Page extract —
____________________

Burt Bacharach

"With computers, you can find a great four-bar phrase you stumbled on and then quantify it so the rhythm is 100-percent perfect and paste that in 16 other places so you don't have to play it 16 times--and it can be the identical thing, almost a hypnotic thing. But peel it all back and there isn't a melody, just a lot of richness of sound."

"Part of me always questioned me. Whether I'm so good. Have I been derivative?"

"There's only so many notes you can work with. Then you meet Miles Davis, and he's saying, 'That tune "Alfie'" is really good, man.' Then you go through this thing where you'd say: 'He's good, Miles Davis. He's great. So if he said you wrote something that's really good, you have to give yourself a little more belief in yourself.'"

"I was working so hard [in the 1960s], I didn't allow myself the luxury of basking in the success that was going on.. It's like I'd finish one thing and be into the next. I cared so much in that moment about my work. It's like winning the horse race, and you don't even savor that moment in the winner's circle as much as you should. You're off to win the next race. I should have enjoyed it a little bit more."

____________________

Short task —
Answer these questions from the Burt Bacharach quotes:
(a) In the quote about computers, how many other places can the four-bar phrase be pasted?
(b) Who said the tune "Alfie" is really good?
(c) In the quote about the 1960s, what does the speaker say he should have done a little bit more?
Use only the Burt Bacharach quotes, without outside knowledge.

____________________

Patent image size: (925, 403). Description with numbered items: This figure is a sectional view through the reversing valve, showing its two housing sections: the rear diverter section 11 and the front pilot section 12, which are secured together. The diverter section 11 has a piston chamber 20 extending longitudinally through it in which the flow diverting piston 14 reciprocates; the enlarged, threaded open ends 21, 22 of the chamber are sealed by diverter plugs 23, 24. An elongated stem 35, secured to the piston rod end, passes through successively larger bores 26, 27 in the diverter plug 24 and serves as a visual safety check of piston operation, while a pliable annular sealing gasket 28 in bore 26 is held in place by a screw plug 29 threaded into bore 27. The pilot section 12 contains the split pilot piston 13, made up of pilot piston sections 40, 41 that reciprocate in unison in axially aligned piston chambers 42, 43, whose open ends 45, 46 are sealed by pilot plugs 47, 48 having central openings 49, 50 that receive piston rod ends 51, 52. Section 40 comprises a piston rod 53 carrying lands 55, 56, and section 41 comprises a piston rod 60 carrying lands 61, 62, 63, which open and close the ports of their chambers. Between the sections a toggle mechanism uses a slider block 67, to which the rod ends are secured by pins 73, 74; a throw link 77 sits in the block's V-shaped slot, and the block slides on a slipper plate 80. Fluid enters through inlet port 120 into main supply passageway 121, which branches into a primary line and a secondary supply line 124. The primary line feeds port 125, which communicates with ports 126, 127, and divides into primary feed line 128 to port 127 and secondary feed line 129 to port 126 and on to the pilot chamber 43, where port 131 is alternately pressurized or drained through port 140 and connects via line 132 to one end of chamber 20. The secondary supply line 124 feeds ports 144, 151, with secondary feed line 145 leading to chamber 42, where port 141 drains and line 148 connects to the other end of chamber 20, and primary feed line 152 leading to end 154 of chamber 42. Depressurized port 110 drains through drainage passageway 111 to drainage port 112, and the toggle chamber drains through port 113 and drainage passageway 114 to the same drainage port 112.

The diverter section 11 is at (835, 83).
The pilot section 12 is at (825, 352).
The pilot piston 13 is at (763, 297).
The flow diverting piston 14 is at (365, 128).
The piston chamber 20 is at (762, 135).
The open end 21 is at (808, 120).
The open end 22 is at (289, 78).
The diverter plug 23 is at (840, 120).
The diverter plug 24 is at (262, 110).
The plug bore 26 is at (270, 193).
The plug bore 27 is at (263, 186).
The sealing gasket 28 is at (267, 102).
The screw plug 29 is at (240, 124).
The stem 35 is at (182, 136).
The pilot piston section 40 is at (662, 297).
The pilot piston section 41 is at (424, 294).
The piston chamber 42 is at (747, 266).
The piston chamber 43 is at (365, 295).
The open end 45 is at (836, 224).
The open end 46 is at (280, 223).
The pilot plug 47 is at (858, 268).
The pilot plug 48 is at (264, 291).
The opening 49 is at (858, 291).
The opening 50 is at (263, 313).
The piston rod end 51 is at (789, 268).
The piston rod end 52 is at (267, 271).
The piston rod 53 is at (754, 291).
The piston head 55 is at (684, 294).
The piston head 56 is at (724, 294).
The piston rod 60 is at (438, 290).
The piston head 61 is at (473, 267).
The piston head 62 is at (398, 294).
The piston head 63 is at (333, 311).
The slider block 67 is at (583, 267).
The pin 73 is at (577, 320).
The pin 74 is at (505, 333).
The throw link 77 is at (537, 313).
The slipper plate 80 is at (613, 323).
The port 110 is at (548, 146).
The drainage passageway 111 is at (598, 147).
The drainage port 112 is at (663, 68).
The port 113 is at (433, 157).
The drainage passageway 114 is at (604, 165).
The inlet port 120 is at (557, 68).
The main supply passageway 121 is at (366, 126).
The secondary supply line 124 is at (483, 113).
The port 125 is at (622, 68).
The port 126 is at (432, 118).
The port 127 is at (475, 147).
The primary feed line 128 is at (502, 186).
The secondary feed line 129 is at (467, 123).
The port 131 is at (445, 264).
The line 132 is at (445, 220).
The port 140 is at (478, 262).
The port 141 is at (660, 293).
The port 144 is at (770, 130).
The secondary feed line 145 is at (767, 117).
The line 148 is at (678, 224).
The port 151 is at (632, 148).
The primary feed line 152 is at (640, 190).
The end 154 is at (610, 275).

____________________

Solved problem —
(a) 16 other places.
(b) Miles Davis.
(c) Enjoyed it.